| CHALLENGE |
Copy each line where the word "waste" occurs.

| DATASET RECORDS |
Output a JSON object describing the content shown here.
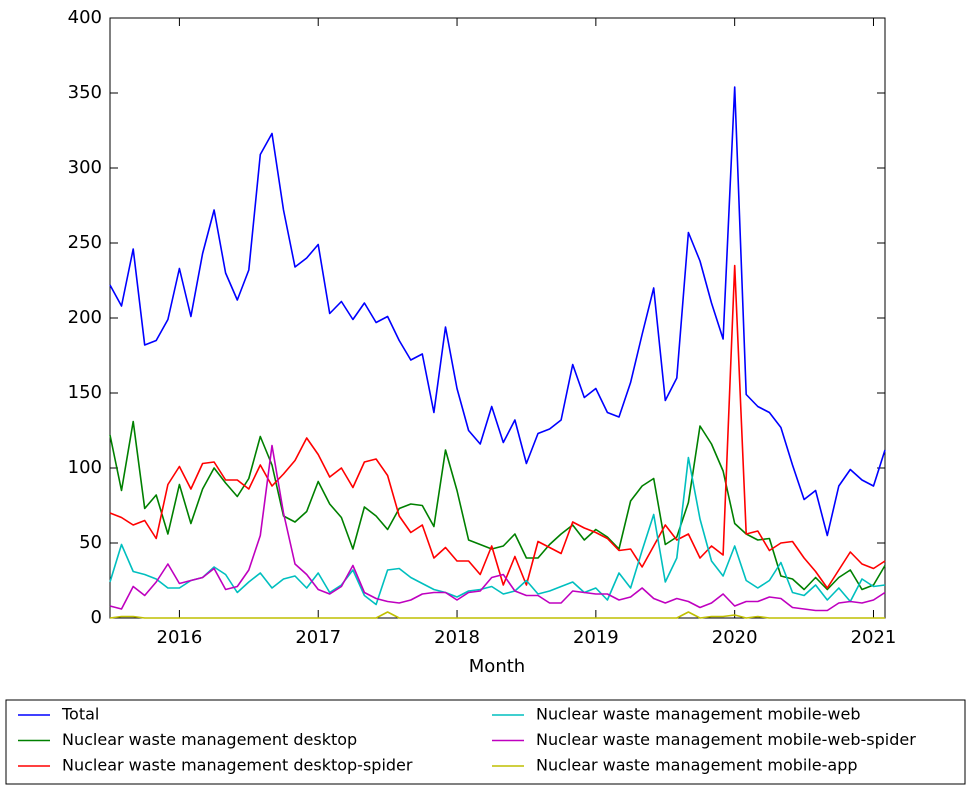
{
  "chart_data": {
    "type": "line",
    "xlabel": "Month",
    "x": [
      2015.5,
      2015.583,
      2015.667,
      2015.75,
      2015.833,
      2015.917,
      2016,
      2016.083,
      2016.167,
      2016.25,
      2016.333,
      2016.417,
      2016.5,
      2016.583,
      2016.667,
      2016.75,
      2016.833,
      2016.917,
      2017,
      2017.083,
      2017.167,
      2017.25,
      2017.333,
      2017.417,
      2017.5,
      2017.583,
      2017.667,
      2017.75,
      2017.833,
      2017.917,
      2018,
      2018.083,
      2018.167,
      2018.25,
      2018.333,
      2018.417,
      2018.5,
      2018.583,
      2018.667,
      2018.75,
      2018.833,
      2018.917,
      2019,
      2019.083,
      2019.167,
      2019.25,
      2019.333,
      2019.417,
      2019.5,
      2019.583,
      2019.667,
      2019.75,
      2019.833,
      2019.917,
      2020,
      2020.083,
      2020.167,
      2020.25,
      2020.333,
      2020.417,
      2020.5,
      2020.583,
      2020.667,
      2020.75,
      2020.833,
      2020.917,
      2021,
      2021.083
    ],
    "series": [
      {
        "name": "Total",
        "color": "#0000ff",
        "values": [
          222,
          208,
          246,
          182,
          185,
          199,
          233,
          201,
          243,
          272,
          230,
          212,
          232,
          309,
          323,
          272,
          234,
          240,
          249,
          203,
          211,
          199,
          210,
          197,
          201,
          185,
          172,
          176,
          137,
          194,
          153,
          125,
          116,
          141,
          117,
          132,
          103,
          123,
          126,
          132,
          169,
          147,
          153,
          137,
          134,
          157,
          189,
          220,
          145,
          160,
          257,
          238,
          210,
          186,
          354,
          149,
          141,
          137,
          127,
          102,
          79,
          85,
          55,
          88,
          99,
          92,
          88,
          112
        ]
      },
      {
        "name": "Nuclear waste management desktop",
        "color": "#008000",
        "values": [
          122,
          85,
          131,
          73,
          82,
          56,
          89,
          63,
          86,
          100,
          90,
          81,
          93,
          121,
          102,
          68,
          64,
          71,
          91,
          76,
          67,
          46,
          74,
          68,
          59,
          73,
          76,
          75,
          61,
          112,
          85,
          52,
          49,
          46,
          48,
          56,
          40,
          40,
          49,
          56,
          62,
          52,
          59,
          54,
          46,
          78,
          88,
          93,
          49,
          54,
          77,
          128,
          116,
          98,
          63,
          56,
          52,
          53,
          28,
          26,
          19,
          27,
          19,
          27,
          32,
          19,
          22,
          35
        ]
      },
      {
        "name": "Nuclear waste management desktop-spider",
        "color": "#ff0000",
        "values": [
          70,
          67,
          62,
          65,
          53,
          89,
          101,
          86,
          103,
          104,
          92,
          92,
          86,
          102,
          88,
          96,
          105,
          120,
          109,
          94,
          100,
          87,
          104,
          106,
          95,
          68,
          57,
          62,
          40,
          47,
          38,
          38,
          29,
          48,
          22,
          41,
          22,
          51,
          47,
          43,
          64,
          60,
          57,
          53,
          45,
          46,
          34,
          48,
          62,
          52,
          56,
          40,
          48,
          42,
          235,
          56,
          58,
          45,
          50,
          51,
          40,
          31,
          20,
          32,
          44,
          36,
          33,
          38
        ]
      },
      {
        "name": "Nuclear waste management mobile-web",
        "color": "#00bfbf",
        "values": [
          24,
          49,
          31,
          29,
          26,
          20,
          20,
          25,
          27,
          34,
          29,
          17,
          24,
          30,
          20,
          26,
          28,
          20,
          30,
          17,
          22,
          32,
          15,
          9,
          32,
          33,
          27,
          23,
          19,
          17,
          14,
          18,
          19,
          21,
          16,
          18,
          25,
          16,
          18,
          21,
          24,
          17,
          20,
          12,
          30,
          20,
          45,
          69,
          24,
          40,
          107,
          66,
          38,
          28,
          48,
          25,
          20,
          25,
          37,
          17,
          15,
          22,
          12,
          20,
          11,
          26,
          21,
          22
        ]
      },
      {
        "name": "Nuclear waste management mobile-web-spider",
        "color": "#bf00bf",
        "values": [
          8,
          6,
          21,
          15,
          24,
          36,
          23,
          25,
          27,
          33,
          19,
          21,
          32,
          55,
          115,
          70,
          36,
          29,
          19,
          16,
          21,
          35,
          17,
          13,
          11,
          10,
          12,
          16,
          17,
          17,
          12,
          17,
          18,
          27,
          29,
          18,
          15,
          15,
          10,
          10,
          18,
          17,
          16,
          16,
          12,
          14,
          20,
          13,
          10,
          13,
          11,
          7,
          10,
          16,
          8,
          11,
          11,
          14,
          13,
          7,
          6,
          5,
          5,
          10,
          11,
          10,
          12,
          17
        ]
      },
      {
        "name": "Nuclear waste management mobile-app",
        "color": "#bfbf00",
        "values": [
          0,
          1,
          1,
          0,
          0,
          0,
          0,
          0,
          0,
          0,
          0,
          0,
          0,
          0,
          0,
          0,
          0,
          0,
          0,
          0,
          0,
          0,
          0,
          0,
          4,
          0,
          0,
          0,
          0,
          0,
          0,
          0,
          0,
          0,
          0,
          0,
          0,
          0,
          0,
          0,
          0,
          0,
          0,
          0,
          0,
          0,
          0,
          0,
          0,
          0,
          4,
          0,
          1,
          1,
          2,
          0,
          1,
          0,
          0,
          0,
          0,
          0,
          0,
          0,
          0,
          0,
          0,
          0
        ]
      }
    ],
    "xlim": [
      2015.5,
      2021.083
    ],
    "xticks": [
      2016,
      2017,
      2018,
      2019,
      2020,
      2021
    ],
    "ylim": [
      0,
      400
    ],
    "yticks": [
      0,
      50,
      100,
      150,
      200,
      250,
      300,
      350,
      400
    ],
    "legend": "bottom"
  }
}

| EXERCISE RESPONSE |
        "name": "Nuclear waste management desktop",
        "name": "Nuclear waste management desktop-spider",
        "name": "Nuclear waste management mobile-web",
        "name": "Nuclear waste management mobile-web-spider",
        "name": "Nuclear waste management mobile-app",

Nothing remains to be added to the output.